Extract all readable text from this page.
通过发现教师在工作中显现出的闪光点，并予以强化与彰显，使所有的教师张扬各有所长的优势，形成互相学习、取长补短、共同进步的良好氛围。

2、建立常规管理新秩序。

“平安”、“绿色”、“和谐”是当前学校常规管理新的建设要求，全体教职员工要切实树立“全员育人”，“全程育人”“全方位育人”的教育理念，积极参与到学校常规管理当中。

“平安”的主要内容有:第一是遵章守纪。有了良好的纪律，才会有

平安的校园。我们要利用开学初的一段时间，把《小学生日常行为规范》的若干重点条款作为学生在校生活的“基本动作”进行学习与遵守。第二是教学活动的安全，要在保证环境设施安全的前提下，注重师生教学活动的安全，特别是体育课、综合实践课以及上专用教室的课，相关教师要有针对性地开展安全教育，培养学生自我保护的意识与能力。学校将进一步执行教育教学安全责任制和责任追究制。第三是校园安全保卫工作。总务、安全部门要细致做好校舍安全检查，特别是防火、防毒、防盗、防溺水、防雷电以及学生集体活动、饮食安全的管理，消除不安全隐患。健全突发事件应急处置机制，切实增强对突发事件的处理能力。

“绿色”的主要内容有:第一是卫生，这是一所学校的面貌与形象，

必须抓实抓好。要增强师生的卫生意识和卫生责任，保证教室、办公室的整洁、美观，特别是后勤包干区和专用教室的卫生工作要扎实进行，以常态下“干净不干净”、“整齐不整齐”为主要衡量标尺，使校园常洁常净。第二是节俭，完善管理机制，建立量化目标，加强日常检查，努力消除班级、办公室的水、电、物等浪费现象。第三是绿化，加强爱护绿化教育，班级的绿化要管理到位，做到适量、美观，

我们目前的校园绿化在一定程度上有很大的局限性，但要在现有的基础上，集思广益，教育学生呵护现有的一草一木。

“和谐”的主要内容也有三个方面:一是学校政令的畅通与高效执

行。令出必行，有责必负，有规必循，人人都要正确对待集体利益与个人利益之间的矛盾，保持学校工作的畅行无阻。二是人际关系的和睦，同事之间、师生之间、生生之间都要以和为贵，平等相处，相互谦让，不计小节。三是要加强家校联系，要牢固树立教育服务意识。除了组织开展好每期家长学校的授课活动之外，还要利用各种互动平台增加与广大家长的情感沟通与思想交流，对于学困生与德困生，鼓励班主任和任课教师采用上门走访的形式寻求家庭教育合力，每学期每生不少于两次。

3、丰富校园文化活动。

» **Do this**
Every entry should be printed again exactly as written.

» **Response to this exercise**
Extract all readable text from this page.
通过发现教师在工作中显现出的闪光点，并予以强化与彰显，使所有的教师张扬各有所长的优势，形成互相学习、取长补短、共同进步的良好氛围。

2、建立常规管理新秩序。

“平安”、“绿色”、“和谐”是当前学校常规管理新的建设要求，全体教职员工要切实树立“全员育人”，“全程育人”“全方位育人”的教育理念，积极参与到学校常规管理当中。

“平安”的主要内容有:第一是遵章守纪。有了良好的纪律，才会有

平安的校园。我们要利用开学初的一段时间，把《小学生日常行为规范》的若干重点条款作为学生在校生活的“基本动作”进行学习与遵守。第二是教学活动的安全，要在保证环境设施安全的前提下，注重师生教学活动的安全，特别是体育课、综合实践课以及上专用教室的课，相关教师要有针对性地开展安全教育，培养学生自我保护的意识与能力。学校将进一步执行教育教学安全责任制和责任追究制。第三是校园安全保卫工作。总务、安全部门要细致做好校舍安全检查，特别是防火、防毒、防盗、防溺水、防雷电以及学生集体活动、饮食安全的管理，消除不安全隐患。健全突发事件应急处置机制，切实增强对突发事件的处理能力。

“绿色”的主要内容有:第一是卫生，这是一所学校的面貌与形象，

必须抓实抓好。要增强师生的卫生意识和卫生责任，保证教室、办公室的整洁、美观，特别是后勤包干区和专用教室的卫生工作要扎实进行，以常态下“干净不干净”、“整齐不整齐”为主要衡量标尺，使校园常洁常净。第二是节俭，完善管理机制，建立量化目标，加强日常检查，努力消除班级、办公室的水、电、物等浪费现象。第三是绿化，加强爱护绿化教育，班级的绿化要管理到位，做到适量、美观，

我们目前的校园绿化在一定程度上有很大的局限性，但要在现有的基础上，集思广益，教育学生呵护现有的一草一木。

“和谐”的主要内容也有三个方面:一是学校政令的畅通与高效执

行。令出必行，有责必负，有规必循，人人都要正确对待集体利益与个人利益之间的矛盾，保持学校工作的畅行无阻。二是人际关系的和睦，同事之间、师生之间、生生之间都要以和为贵，平等相处，相互谦让，不计小节。三是要加强家校联系，要牢固树立教育服务意识。除了组织开展好每期家长学校的授课活动之外，还要利用各种互动平台增加与广大家长的情感沟通与思想交流，对于学困生与德困生，鼓励班主任和任课教师采用上门走访的形式寻求家庭教育合力，每学期每生不少于两次。

3、丰富校园文化活动。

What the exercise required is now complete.